**Data to use**
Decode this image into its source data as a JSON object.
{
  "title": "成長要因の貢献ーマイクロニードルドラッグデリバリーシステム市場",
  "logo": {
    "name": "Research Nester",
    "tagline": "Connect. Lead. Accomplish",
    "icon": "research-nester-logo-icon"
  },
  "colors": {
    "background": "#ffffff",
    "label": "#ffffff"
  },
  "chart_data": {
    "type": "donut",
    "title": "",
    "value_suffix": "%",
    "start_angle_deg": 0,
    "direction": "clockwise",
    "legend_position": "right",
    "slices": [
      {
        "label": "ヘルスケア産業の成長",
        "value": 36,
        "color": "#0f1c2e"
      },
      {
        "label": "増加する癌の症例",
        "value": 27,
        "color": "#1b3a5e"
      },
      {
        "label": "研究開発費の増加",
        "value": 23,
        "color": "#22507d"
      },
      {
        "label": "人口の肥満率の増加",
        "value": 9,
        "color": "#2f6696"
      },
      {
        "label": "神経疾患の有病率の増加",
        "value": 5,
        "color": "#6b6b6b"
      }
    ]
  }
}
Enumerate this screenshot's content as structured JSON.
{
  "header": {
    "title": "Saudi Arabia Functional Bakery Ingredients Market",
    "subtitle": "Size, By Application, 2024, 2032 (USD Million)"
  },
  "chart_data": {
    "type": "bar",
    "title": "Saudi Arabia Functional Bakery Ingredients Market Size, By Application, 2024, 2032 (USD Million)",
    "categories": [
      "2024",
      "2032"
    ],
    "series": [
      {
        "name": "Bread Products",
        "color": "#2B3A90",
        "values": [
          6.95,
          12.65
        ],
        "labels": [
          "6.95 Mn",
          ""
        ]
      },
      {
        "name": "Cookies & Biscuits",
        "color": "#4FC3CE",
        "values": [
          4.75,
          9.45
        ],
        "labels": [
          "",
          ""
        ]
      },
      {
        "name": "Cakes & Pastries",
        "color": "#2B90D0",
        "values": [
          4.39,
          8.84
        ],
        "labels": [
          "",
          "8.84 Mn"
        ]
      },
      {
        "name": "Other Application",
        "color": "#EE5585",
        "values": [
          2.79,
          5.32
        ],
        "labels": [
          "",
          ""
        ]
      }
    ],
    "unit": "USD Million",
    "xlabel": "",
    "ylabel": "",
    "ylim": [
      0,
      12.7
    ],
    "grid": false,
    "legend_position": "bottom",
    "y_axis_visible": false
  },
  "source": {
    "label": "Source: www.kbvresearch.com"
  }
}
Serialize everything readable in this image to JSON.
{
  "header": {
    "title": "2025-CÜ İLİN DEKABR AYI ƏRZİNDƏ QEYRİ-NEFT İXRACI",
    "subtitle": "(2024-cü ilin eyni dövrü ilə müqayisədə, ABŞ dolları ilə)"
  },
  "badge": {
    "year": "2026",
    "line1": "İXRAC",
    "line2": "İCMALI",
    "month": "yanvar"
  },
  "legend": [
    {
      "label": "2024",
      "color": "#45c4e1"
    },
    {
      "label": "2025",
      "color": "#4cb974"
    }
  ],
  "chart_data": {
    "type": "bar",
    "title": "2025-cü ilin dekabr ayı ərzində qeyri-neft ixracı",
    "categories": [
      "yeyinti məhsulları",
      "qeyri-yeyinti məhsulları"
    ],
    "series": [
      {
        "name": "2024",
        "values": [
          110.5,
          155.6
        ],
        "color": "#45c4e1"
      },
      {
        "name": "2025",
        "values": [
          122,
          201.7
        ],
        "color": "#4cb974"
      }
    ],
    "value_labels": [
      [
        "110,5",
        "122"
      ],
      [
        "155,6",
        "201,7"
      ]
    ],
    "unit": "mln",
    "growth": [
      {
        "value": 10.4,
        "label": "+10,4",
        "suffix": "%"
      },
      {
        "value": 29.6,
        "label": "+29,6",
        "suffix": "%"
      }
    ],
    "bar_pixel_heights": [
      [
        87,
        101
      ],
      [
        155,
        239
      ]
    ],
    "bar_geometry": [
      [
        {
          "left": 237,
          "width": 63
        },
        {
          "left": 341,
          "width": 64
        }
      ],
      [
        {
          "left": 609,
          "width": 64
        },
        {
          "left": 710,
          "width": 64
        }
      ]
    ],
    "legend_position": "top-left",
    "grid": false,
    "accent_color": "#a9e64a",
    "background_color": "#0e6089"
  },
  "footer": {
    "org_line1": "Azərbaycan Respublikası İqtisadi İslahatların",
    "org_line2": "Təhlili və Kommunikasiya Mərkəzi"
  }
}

**Exercise details**
All of the data needs to be reproduced exactly, with no line missing.

**Written answer**
Decode this image into its source data as a JSON object.
{
  "title": "成長要因の貢献ーマイクロニードルドラッグデリバリーシステム市場",
  "logo": {
    "name": "Research Nester",
    "tagline": "Connect. Lead. Accomplish",
    "icon": "research-nester-logo-icon"
  },
  "colors": {
    "background": "#ffffff",
    "label": "#ffffff"
  },
  "chart_data": {
    "type": "donut",
    "title": "",
    "value_suffix": "%",
    "start_angle_deg": 0,
    "direction": "clockwise",
    "legend_position": "right",
    "slices": [
      {
        "label": "ヘルスケア産業の成長",
        "value": 36,
        "color": "#0f1c2e"
      },
      {
        "label": "増加する癌の症例",
        "value": 27,
        "color": "#1b3a5e"
      },
      {
        "label": "研究開発費の増加",
        "value": 23,
        "color": "#22507d"
      },
      {
        "label": "人口の肥満率の増加",
        "value": 9,
        "color": "#2f6696"
      },
      {
        "label": "神経疾患の有病率の増加",
        "value": 5,
        "color": "#6b6b6b"
      }
    ]
  }
}
Enumerate this screenshot's content as structured JSON.
{
  "header": {
    "title": "Saudi Arabia Functional Bakery Ingredients Market",
    "subtitle": "Size, By Application, 2024, 2032 (USD Million)"
  },
  "chart_data": {
    "type": "bar",
    "title": "Saudi Arabia Functional Bakery Ingredients Market Size, By Application, 2024, 2032 (USD Million)",
    "categories": [
      "2024",
      "2032"
    ],
    "series": [
      {
        "name": "Bread Products",
        "color": "#2B3A90",
        "values": [
          6.95,
          12.65
        ],
        "labels": [
          "6.95 Mn",
          ""
        ]
      },
      {
        "name": "Cookies & Biscuits",
        "color": "#4FC3CE",
        "values": [
          4.75,
          9.45
        ],
        "labels": [
          "",
          ""
        ]
      },
      {
        "name": "Cakes & Pastries",
        "color": "#2B90D0",
        "values": [
          4.39,
          8.84
        ],
        "labels": [
          "",
          "8.84 Mn"
        ]
      },
      {
        "name": "Other Application",
        "color": "#EE5585",
        "values": [
          2.79,
          5.32
        ],
        "labels": [
          "",
          ""
        ]
      }
    ],
    "unit": "USD Million",
    "xlabel": "",
    "ylabel": "",
    "ylim": [
      0,
      12.7
    ],
    "grid": false,
    "legend_position": "bottom",
    "y_axis_visible": false
  },
  "source": {
    "label": "Source: www.kbvresearch.com"
  }
}
Serialize everything readable in this image to JSON.
{
  "header": {
    "title": "2025-CÜ İLİN DEKABR AYI ƏRZİNDƏ QEYRİ-NEFT İXRACI",
    "subtitle": "(2024-cü ilin eyni dövrü ilə müqayisədə, ABŞ dolları ilə)"
  },
  "badge": {
    "year": "2026",
    "line1": "İXRAC",
    "line2": "İCMALI",
    "month": "yanvar"
  },
  "legend": [
    {
      "label": "2024",
      "color": "#45c4e1"
    },
    {
      "label": "2025",
      "color": "#4cb974"
    }
  ],
  "chart_data": {
    "type": "bar",
    "title": "2025-cü ilin dekabr ayı ərzində qeyri-neft ixracı",
    "categories": [
      "yeyinti məhsulları",
      "qeyri-yeyinti məhsulları"
    ],
    "series": [
      {
        "name": "2024",
        "values": [
          110.5,
          155.6
        ],
        "color": "#45c4e1"
      },
      {
        "name": "2025",
        "values": [
          122,
          201.7
        ],
        "color": "#4cb974"
      }
    ],
    "value_labels": [
      [
        "110,5",
        "122"
      ],
      [
        "155,6",
        "201,7"
      ]
    ],
    "unit": "mln",
    "growth": [
      {
        "value": 10.4,
        "label": "+10,4",
        "suffix": "%"
      },
      {
        "value": 29.6,
        "label": "+29,6",
        "suffix": "%"
      }
    ],
    "bar_pixel_heights": [
      [
        87,
        101
      ],
      [
        155,
        239
      ]
    ],
    "bar_geometry": [
      [
        {
          "left": 237,
          "width": 63
        },
        {
          "left": 341,
          "width": 64
        }
      ],
      [
        {
          "left": 609,
          "width": 64
        },
        {
          "left": 710,
          "width": 64
        }
      ]
    ],
    "legend_position": "top-left",
    "grid": false,
    "accent_color": "#a9e64a",
    "background_color": "#0e6089"
  },
  "footer": {
    "org_line1": "Azərbaycan Respublikası İqtisadi İslahatların",
    "org_line2": "Təhlili və Kommunikasiya Mərkəzi"
  }
}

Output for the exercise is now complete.